Set task >>
Reproduce the lines below precisely, starting at the first line and ending at the line that contains "cell-year: 1970 [328,364,449,386]", both included.

════

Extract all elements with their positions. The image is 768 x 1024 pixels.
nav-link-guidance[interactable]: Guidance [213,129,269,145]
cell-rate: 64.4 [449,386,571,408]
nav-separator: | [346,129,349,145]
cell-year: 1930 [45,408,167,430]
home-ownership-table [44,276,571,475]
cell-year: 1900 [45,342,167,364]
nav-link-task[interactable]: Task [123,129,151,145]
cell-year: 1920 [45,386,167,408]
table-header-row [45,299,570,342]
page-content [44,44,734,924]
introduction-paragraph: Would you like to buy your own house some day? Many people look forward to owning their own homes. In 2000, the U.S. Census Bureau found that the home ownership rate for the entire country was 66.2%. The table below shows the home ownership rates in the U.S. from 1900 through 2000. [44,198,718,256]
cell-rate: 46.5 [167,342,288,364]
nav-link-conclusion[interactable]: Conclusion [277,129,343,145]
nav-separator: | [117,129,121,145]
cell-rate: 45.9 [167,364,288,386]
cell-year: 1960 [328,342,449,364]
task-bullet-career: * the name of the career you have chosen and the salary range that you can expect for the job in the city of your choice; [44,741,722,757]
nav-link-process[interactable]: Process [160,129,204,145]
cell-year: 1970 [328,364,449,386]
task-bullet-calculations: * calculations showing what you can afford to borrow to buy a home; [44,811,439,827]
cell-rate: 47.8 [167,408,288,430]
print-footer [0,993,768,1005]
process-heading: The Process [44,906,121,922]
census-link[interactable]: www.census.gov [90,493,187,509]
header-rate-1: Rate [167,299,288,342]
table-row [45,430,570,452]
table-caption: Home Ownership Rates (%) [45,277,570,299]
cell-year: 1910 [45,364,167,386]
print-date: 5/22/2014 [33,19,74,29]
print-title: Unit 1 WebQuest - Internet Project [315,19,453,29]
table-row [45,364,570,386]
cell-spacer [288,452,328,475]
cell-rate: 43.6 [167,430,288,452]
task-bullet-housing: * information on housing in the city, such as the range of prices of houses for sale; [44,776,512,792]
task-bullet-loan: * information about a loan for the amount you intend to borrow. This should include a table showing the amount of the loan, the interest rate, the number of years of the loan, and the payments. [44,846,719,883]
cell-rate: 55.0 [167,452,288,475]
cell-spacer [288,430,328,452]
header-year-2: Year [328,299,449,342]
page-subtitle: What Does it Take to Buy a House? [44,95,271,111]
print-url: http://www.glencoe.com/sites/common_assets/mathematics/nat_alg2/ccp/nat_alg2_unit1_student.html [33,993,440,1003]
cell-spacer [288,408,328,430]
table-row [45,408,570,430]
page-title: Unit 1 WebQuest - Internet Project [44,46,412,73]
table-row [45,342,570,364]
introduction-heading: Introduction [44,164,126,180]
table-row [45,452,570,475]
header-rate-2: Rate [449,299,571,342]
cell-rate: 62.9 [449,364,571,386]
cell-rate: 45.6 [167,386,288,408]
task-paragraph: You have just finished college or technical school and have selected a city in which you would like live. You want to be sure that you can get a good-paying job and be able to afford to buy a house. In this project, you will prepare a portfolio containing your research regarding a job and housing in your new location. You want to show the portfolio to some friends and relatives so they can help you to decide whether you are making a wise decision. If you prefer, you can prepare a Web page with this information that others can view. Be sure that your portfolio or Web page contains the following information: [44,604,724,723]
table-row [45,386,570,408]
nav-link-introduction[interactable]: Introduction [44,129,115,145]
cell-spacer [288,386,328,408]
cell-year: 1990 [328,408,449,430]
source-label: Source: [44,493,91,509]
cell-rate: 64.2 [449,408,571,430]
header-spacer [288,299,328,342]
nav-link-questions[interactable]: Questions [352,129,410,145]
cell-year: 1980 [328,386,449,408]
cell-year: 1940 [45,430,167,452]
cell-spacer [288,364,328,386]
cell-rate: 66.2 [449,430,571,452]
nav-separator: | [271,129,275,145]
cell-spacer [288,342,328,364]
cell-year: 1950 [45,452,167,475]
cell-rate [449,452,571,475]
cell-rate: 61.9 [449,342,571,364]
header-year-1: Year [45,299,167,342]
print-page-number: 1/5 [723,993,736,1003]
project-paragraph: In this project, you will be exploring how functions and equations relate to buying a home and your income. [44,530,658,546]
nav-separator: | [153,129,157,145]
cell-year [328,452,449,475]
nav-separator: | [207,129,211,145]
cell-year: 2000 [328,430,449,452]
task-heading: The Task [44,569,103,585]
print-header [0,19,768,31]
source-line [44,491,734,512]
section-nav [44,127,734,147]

════

Full answer >>
Extract all elements with their positions. The image is 768 x 1024 pixels.
nav-link-guidance[interactable]: Guidance [213,129,269,145]
cell-rate: 64.4 [449,386,571,408]
nav-separator: | [346,129,349,145]
cell-year: 1930 [45,408,167,430]
home-ownership-table [44,276,571,475]
cell-year: 1900 [45,342,167,364]
nav-link-task[interactable]: Task [123,129,151,145]
cell-year: 1920 [45,386,167,408]
table-header-row [45,299,570,342]
page-content [44,44,734,924]
introduction-paragraph: Would you like to buy your own house some day? Many people look forward to owning their own homes. In 2000, the U.S. Census Bureau found that the home ownership rate for the entire country was 66.2%. The table below shows the home ownership rates in the U.S. from 1900 through 2000. [44,198,718,256]
cell-rate: 46.5 [167,342,288,364]
nav-link-conclusion[interactable]: Conclusion [277,129,343,145]
nav-separator: | [117,129,121,145]
cell-rate: 45.9 [167,364,288,386]
cell-year: 1960 [328,342,449,364]
task-bullet-career: * the name of the career you have chosen and the salary range that you can expect for the job in the city of your choice; [44,741,722,757]
nav-link-process[interactable]: Process [160,129,204,145]
cell-year: 1970 [328,364,449,386]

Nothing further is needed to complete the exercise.